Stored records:

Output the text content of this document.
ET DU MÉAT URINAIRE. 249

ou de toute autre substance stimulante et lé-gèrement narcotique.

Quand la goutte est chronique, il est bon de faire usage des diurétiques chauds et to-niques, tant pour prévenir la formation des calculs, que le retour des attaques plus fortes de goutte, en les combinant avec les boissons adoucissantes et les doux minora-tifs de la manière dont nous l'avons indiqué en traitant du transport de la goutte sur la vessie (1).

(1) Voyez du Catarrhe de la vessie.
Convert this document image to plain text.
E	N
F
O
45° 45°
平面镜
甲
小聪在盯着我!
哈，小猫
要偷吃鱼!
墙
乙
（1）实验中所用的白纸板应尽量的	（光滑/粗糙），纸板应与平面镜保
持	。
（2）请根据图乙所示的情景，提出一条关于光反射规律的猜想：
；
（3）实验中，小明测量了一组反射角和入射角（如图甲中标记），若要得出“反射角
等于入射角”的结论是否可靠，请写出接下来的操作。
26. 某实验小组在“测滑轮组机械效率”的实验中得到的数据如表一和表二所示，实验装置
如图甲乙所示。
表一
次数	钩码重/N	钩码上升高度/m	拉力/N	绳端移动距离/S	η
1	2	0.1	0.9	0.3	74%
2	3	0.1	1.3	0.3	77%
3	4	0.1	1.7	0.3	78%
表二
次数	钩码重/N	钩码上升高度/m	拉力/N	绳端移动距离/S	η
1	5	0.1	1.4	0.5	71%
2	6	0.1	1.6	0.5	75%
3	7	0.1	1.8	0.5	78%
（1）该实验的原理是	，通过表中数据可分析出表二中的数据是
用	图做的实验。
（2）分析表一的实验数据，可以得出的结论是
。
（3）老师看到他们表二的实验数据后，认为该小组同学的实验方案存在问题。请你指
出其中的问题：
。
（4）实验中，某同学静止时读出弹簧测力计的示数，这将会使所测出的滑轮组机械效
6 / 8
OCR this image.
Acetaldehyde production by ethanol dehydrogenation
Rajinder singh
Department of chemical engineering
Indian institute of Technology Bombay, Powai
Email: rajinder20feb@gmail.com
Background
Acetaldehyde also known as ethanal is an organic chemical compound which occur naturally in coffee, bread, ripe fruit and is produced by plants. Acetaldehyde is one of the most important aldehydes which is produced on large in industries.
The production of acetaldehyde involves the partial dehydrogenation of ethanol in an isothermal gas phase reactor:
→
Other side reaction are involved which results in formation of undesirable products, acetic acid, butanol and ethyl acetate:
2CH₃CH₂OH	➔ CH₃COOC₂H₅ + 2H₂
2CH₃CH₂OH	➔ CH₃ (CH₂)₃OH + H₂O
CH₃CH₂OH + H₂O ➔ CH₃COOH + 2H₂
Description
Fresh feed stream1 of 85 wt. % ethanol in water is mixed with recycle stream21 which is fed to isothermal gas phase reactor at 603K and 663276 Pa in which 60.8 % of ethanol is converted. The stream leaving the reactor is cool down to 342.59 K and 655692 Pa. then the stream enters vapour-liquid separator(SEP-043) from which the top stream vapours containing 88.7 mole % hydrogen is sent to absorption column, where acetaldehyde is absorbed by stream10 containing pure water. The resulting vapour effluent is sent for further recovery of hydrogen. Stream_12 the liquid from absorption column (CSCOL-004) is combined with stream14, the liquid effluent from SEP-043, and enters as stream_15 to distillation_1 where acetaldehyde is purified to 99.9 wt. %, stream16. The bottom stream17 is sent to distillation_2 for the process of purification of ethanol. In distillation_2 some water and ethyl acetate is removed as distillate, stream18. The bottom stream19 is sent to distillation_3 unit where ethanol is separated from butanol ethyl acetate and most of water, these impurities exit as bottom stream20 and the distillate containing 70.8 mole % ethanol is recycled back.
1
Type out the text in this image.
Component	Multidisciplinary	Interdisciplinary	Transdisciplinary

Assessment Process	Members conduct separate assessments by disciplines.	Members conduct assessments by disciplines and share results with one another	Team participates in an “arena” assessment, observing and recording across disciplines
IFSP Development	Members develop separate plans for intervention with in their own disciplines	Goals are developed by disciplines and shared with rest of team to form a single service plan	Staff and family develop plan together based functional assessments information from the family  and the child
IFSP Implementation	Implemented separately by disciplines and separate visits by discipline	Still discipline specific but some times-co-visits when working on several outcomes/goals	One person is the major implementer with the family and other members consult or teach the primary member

### Task description
Across the records, how many lines contain "which"? Only the number should be given.

### Solution to this task
3